Lines showing where elements appear
:::
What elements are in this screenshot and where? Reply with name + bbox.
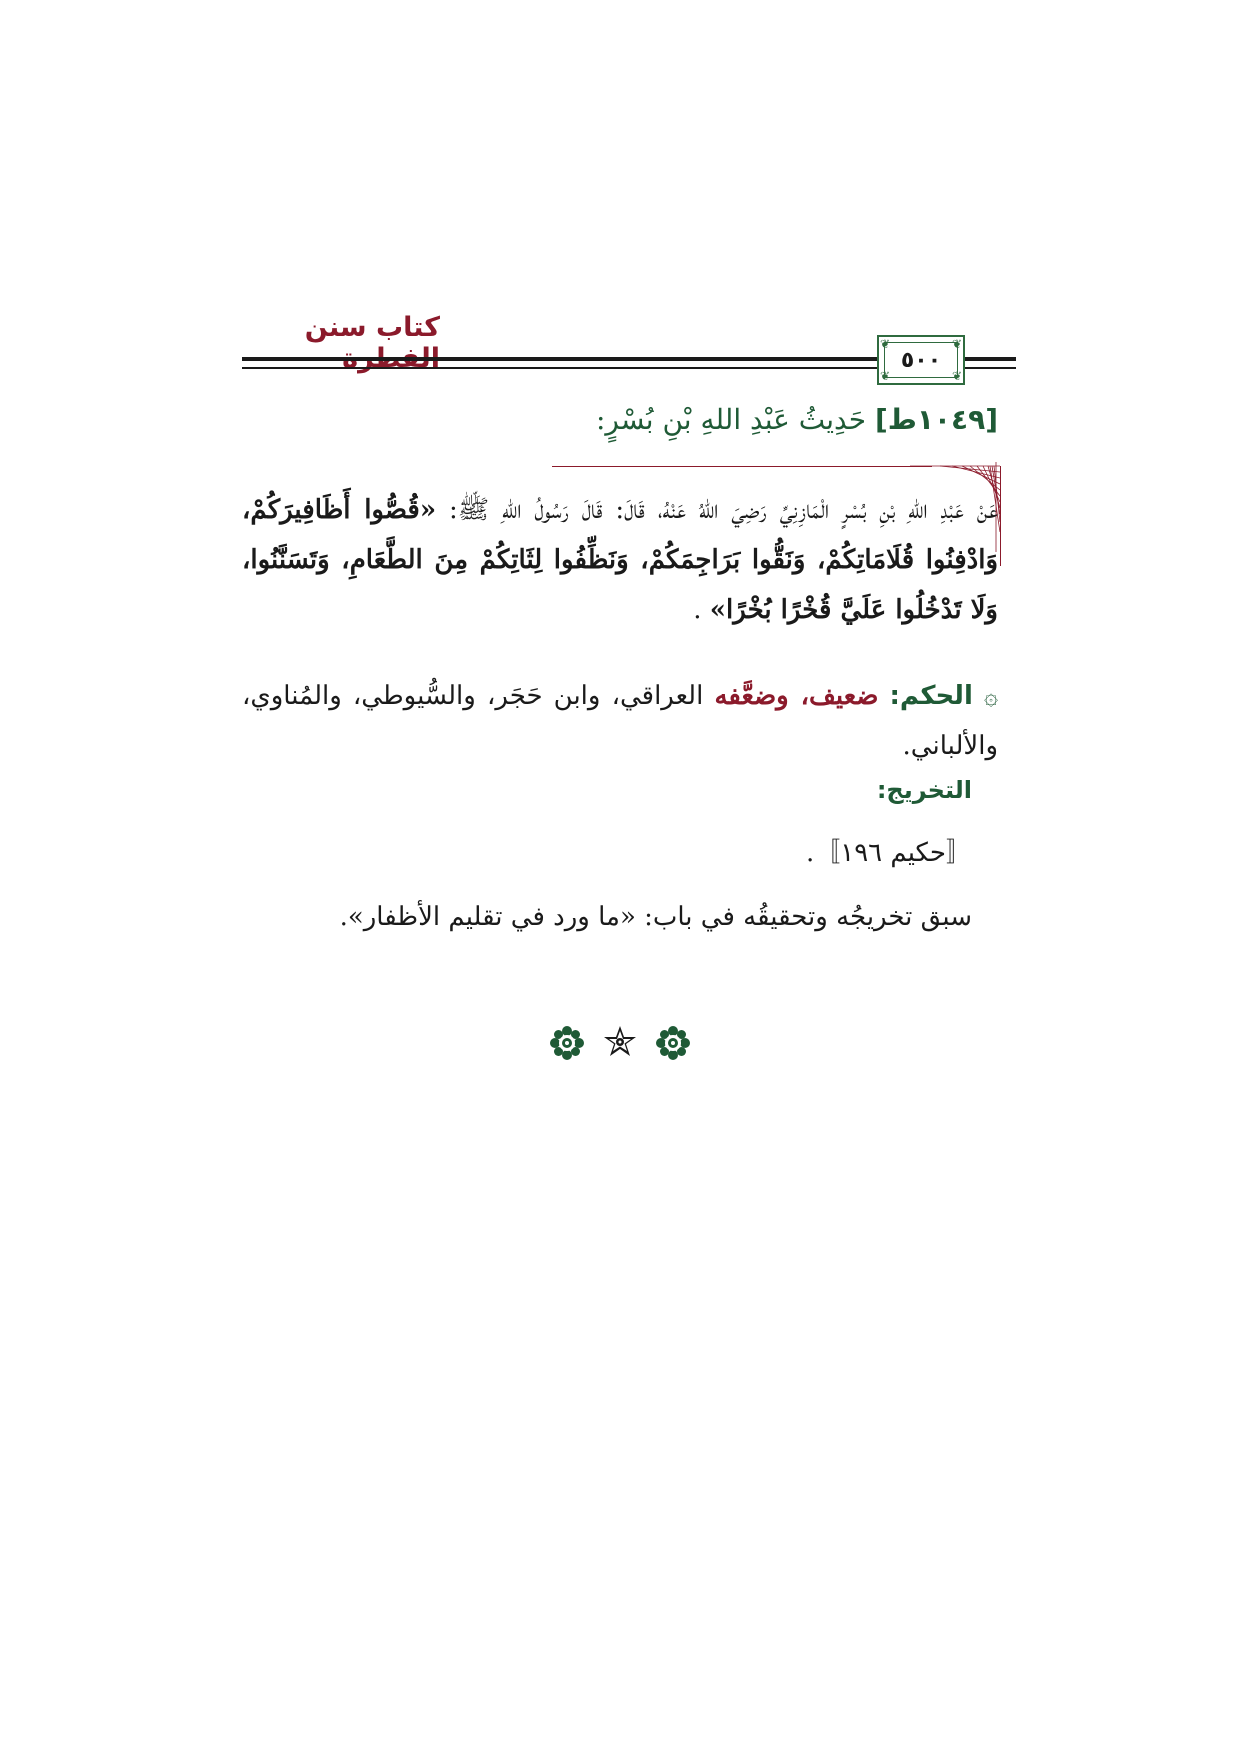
- hadith-title: حَدِيثُ عَبْدِ اللهِ بْنِ بُسْرٍ:: [595, 403, 867, 436]
- takhrij-label: التخريج:: [876, 776, 972, 804]
- ruling-scholars: العراقي، وابن حَجَر، والسُّيوطي، والمُناوي، والألباني.: [242, 681, 998, 761]
- frame-corner-icon: ❦: [951, 369, 962, 383]
- hadith-end-mark: .: [693, 595, 702, 625]
- hadith-number: [١٠٤٩ط]: [874, 403, 998, 436]
- takhrij-note: سبق تخريجُه وتحقيقُه في باب: «ما ورد في تقليم الأظفار».: [339, 902, 972, 932]
- flower-icon: ۞: [983, 682, 999, 710]
- ruling-label: الحكم:: [889, 681, 973, 711]
- ruling-value: ضعيف، وضعَّفه: [714, 681, 879, 711]
- text-box-side-border: [1000, 466, 1001, 566]
- hadith-text: [242, 485, 998, 635]
- hadith-matn: «قُصُّوا أَظَافِيرَكُمْ، وَادْفِنُوا قُلَامَاتِكُمْ، وَنَقُّوا بَرَاجِمَكُمْ، وَنَظِّفُوا لِثَاتِكُمْ مِنَ الطَّعَامِ، وَتَسَنَّنُوا، وَلَا تَدْخُلُوا عَلَيَّ قُخْرًا بُخْرًا»: [242, 495, 998, 625]
- section-divider-ornament: [520, 1025, 720, 1065]
- takhrij-reference: 〚حكيم ١٩٦〛.: [805, 838, 972, 868]
- page-number-frame: [877, 335, 965, 385]
- star-flower-icon: [602, 1025, 638, 1065]
- book-title: كتاب سنن الفطرة: [304, 312, 440, 374]
- text-box-top-border: [552, 466, 932, 467]
- hadith-heading: [238, 403, 998, 436]
- frame-corner-icon: ❦: [951, 337, 962, 351]
- flower-icon: [655, 1025, 691, 1065]
- hadith-ruling: [242, 671, 998, 771]
- flower-icon: [549, 1025, 585, 1065]
- hadith-isnad: عَنْ عَبْدِ اللهِ بْنِ بُسْرٍ الْمَازِنِيِّ رَضِيَ اللهُ عَنْهُ، قَالَ: قَالَ رَسُولُ اللهِ ﷺ:: [448, 495, 999, 525]
- frame-corner-icon: ❦: [880, 369, 891, 383]
- frame-corner-icon: ❦: [880, 337, 891, 351]
- page-number: ٥٠٠: [900, 348, 942, 373]
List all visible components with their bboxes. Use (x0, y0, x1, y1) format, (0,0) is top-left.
:::
• [Written problem]:
Copy out everything from the line containing "- hadith-title: حَدِيثُ" down to the line containing "- frame-corner-icon: ❦: [951, 369, 962, 383]", both included, keeping each line exactly as it appears.

• [Solution]:
- hadith-title: حَدِيثُ عَبْدِ اللهِ بْنِ بُسْرٍ:: [595, 403, 867, 436]
- takhrij-label: التخريج:: [876, 776, 972, 804]
- ruling-scholars: العراقي، وابن حَجَر، والسُّيوطي، والمُناوي، والألباني.: [242, 681, 998, 761]
- frame-corner-icon: ❦: [951, 369, 962, 383]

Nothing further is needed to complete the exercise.